▸ **Directive**:
Rewrite the items as a numbered list, from the very first line through the line containing "sub-bullet <box>113 464 120 471</box>", both included, and leave out any blank lines.

▸ **Provided data**:

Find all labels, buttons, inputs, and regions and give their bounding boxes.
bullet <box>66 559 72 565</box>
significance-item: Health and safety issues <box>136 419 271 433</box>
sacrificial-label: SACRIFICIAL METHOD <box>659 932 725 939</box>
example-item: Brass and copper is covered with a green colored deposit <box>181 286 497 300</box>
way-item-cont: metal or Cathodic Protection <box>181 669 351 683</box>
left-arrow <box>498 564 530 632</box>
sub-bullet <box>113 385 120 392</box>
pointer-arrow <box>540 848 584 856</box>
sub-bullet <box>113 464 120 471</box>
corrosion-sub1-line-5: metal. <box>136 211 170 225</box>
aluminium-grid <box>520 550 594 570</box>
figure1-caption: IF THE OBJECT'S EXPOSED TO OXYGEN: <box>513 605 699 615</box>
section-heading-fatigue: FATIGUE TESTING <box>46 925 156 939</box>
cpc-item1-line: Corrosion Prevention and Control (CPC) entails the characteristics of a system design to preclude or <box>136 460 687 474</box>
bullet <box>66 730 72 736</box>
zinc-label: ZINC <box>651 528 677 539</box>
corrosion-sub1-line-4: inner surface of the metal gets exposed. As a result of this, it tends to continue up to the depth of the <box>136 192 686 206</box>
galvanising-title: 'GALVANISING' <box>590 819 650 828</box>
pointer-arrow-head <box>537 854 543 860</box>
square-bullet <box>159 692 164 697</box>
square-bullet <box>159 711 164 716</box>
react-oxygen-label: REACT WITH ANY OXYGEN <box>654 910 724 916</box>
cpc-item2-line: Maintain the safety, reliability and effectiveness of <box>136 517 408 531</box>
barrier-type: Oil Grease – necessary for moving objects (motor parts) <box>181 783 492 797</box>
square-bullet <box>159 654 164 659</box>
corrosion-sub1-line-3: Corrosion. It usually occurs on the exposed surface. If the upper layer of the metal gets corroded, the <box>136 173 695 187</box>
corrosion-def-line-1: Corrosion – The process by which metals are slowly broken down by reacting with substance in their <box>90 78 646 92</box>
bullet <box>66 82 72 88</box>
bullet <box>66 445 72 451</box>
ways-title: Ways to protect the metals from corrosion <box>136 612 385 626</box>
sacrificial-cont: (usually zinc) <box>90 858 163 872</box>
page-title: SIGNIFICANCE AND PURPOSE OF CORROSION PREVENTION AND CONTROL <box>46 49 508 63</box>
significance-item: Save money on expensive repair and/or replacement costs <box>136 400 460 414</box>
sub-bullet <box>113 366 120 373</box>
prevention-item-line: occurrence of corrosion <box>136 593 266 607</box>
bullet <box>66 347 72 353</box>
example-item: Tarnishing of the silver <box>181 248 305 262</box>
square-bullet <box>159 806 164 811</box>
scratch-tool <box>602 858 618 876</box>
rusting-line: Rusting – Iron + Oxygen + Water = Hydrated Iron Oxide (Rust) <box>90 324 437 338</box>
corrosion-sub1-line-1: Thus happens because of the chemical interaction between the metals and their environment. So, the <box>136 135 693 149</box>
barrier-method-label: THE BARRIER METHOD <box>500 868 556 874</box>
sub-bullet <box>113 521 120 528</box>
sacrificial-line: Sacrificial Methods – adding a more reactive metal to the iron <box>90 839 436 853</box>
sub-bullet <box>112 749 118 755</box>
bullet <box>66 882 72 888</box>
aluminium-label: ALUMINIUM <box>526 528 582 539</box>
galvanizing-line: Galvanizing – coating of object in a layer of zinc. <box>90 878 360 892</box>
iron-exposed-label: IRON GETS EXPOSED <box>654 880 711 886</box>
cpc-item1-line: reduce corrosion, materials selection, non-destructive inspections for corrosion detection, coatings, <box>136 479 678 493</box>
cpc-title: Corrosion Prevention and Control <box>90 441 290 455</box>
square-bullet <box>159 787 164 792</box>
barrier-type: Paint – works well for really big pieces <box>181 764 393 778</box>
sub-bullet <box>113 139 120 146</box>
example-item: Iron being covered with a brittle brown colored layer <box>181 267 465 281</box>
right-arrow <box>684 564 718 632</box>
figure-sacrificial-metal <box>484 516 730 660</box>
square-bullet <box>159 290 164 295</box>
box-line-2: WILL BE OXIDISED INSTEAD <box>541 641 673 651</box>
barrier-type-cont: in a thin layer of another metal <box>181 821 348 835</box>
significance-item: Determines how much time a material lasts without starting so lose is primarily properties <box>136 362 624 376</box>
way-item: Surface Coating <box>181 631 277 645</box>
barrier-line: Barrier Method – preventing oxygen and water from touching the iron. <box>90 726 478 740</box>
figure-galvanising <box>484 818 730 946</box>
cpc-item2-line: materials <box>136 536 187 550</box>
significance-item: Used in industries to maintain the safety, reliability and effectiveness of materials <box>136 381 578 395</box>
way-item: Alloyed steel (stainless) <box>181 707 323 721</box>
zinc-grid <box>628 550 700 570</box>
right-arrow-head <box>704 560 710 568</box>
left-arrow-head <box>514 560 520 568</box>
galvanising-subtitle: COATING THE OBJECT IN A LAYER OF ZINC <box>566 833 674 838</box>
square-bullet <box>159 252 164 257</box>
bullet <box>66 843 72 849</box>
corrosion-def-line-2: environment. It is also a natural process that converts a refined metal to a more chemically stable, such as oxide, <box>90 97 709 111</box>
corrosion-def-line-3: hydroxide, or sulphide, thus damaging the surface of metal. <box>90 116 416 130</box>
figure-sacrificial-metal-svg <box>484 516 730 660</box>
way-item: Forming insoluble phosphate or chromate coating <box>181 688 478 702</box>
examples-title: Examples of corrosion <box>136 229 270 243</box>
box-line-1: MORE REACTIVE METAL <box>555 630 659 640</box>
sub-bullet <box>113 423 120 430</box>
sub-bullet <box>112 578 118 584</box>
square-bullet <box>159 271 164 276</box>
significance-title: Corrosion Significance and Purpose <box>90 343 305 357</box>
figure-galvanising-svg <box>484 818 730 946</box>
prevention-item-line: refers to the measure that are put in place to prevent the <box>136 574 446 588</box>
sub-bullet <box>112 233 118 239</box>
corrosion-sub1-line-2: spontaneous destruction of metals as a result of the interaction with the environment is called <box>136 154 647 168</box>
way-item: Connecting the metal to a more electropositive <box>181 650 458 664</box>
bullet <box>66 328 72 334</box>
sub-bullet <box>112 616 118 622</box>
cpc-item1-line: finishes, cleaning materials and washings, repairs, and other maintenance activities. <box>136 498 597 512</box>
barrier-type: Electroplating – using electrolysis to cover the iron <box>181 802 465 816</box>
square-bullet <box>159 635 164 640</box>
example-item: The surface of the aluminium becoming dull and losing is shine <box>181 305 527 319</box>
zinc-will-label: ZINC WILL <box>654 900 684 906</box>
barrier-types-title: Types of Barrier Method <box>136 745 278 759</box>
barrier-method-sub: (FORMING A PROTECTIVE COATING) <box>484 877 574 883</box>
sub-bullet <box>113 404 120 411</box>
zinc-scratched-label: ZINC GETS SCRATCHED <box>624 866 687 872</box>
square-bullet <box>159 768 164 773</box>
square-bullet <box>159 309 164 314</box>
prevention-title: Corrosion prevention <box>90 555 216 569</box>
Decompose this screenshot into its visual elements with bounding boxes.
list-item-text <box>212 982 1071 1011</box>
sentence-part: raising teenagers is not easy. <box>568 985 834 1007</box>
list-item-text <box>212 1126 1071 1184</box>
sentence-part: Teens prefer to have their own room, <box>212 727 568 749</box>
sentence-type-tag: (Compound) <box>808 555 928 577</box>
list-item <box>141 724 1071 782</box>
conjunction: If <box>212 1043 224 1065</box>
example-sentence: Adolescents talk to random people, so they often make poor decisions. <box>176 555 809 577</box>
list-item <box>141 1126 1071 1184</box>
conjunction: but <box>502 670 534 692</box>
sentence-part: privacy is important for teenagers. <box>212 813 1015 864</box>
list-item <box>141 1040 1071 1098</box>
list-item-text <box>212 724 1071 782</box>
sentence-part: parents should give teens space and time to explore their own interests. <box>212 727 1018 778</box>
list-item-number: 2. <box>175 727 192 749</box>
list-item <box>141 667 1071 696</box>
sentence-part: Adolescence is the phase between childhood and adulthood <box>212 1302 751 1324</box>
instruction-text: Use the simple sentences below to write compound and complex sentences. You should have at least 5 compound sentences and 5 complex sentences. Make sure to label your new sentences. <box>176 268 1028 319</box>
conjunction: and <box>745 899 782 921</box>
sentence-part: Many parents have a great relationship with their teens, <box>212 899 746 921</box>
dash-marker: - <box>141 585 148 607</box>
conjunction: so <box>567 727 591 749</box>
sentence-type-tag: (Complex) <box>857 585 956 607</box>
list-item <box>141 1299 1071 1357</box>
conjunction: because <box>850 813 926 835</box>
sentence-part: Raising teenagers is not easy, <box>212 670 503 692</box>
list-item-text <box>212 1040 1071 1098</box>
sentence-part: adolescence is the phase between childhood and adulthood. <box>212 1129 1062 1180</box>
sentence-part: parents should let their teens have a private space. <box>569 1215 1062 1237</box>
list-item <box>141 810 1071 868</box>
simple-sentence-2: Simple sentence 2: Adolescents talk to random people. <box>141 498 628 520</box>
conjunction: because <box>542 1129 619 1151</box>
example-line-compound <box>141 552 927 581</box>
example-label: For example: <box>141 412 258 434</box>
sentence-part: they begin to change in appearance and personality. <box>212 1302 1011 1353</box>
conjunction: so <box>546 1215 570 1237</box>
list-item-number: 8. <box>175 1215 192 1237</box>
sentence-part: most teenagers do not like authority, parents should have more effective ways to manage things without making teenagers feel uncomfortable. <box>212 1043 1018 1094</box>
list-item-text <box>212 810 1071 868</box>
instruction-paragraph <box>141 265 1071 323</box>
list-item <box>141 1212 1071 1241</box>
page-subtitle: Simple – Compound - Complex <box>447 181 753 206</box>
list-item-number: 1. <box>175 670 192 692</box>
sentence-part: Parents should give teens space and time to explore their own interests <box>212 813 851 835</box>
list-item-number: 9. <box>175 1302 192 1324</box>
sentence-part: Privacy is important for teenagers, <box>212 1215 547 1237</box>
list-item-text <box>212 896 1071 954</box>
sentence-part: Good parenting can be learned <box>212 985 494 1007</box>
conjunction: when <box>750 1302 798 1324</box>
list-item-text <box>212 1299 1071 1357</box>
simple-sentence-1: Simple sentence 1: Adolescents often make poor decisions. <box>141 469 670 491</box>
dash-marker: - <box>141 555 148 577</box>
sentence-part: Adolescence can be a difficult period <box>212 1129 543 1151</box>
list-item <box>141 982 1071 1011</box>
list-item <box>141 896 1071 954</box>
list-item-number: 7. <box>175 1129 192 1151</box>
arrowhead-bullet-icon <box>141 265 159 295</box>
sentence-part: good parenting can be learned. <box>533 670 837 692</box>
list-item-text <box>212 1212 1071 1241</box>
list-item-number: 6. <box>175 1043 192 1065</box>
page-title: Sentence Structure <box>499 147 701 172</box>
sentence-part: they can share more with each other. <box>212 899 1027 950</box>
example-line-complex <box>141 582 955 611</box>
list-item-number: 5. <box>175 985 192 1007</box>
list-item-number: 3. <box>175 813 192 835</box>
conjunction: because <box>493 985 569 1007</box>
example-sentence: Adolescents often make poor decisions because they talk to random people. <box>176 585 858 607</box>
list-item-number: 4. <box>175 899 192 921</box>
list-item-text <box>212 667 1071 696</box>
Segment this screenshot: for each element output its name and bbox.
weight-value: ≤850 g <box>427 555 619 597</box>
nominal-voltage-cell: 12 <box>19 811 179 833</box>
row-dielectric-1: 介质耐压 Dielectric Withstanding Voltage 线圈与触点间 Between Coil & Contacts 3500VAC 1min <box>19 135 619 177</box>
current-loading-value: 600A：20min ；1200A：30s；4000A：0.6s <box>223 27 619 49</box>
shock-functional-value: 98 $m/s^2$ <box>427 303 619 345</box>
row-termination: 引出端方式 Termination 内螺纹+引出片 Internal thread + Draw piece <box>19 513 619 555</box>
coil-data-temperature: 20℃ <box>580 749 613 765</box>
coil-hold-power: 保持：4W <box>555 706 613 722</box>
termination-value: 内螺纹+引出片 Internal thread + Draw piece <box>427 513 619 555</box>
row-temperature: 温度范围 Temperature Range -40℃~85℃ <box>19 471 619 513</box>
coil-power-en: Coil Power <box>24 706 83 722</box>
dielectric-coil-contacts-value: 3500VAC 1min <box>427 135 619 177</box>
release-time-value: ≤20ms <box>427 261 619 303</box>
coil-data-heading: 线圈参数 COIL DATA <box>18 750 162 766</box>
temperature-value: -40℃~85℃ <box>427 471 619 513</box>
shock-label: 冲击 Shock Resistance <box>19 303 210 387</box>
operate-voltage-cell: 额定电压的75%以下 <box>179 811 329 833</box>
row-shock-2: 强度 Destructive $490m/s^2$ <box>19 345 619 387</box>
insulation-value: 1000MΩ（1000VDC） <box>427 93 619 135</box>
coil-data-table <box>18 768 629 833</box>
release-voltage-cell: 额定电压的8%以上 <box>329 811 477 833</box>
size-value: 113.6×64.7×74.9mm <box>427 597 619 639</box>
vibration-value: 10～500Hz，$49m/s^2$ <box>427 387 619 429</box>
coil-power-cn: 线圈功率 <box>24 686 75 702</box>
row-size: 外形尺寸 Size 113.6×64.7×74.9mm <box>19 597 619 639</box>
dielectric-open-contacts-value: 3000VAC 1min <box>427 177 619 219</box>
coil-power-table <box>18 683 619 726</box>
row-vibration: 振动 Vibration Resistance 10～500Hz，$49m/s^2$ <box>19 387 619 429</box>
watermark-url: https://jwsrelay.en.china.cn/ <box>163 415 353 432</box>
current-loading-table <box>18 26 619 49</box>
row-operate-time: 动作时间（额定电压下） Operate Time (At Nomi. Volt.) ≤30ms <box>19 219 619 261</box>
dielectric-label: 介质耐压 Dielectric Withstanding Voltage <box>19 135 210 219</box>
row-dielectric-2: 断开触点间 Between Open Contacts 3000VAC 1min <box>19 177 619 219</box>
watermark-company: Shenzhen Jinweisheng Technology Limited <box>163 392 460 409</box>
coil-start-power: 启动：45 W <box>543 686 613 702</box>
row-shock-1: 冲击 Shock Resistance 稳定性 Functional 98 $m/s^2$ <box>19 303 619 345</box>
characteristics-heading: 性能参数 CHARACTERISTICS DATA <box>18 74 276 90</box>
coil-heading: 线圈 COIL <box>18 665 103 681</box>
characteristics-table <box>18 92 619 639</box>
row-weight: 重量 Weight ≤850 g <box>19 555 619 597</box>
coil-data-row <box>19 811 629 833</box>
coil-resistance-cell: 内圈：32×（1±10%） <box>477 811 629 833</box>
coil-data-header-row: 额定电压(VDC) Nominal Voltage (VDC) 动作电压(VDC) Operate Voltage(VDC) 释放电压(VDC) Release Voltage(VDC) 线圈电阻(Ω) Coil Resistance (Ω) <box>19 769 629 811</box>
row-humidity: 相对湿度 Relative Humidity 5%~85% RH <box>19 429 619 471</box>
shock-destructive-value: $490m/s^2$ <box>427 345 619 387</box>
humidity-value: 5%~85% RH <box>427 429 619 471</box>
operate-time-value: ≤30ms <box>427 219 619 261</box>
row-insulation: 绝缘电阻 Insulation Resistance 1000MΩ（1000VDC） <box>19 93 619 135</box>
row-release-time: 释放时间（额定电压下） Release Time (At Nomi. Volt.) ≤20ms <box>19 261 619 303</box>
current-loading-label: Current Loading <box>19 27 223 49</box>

▸ **Answer to this exercise**:
1. Find all labels, buttons, inputs, and regions and give their bounding boxes.
2. bullet <box>66 559 72 565</box>
3. significance-item: Health and safety issues <box>136 419 271 433</box>
4. sacrificial-label: SACRIFICIAL METHOD <box>659 932 725 939</box>
5. example-item: Brass and copper is covered with a green colored deposit <box>181 286 497 300</box>
6. way-item-cont: metal or Cathodic Protection <box>181 669 351 683</box>
7. left-arrow <box>498 564 530 632</box>
8. sub-bullet <box>113 385 120 392</box>
9. pointer-arrow <box>540 848 584 856</box>
10. sub-bullet <box>113 464 120 471</box>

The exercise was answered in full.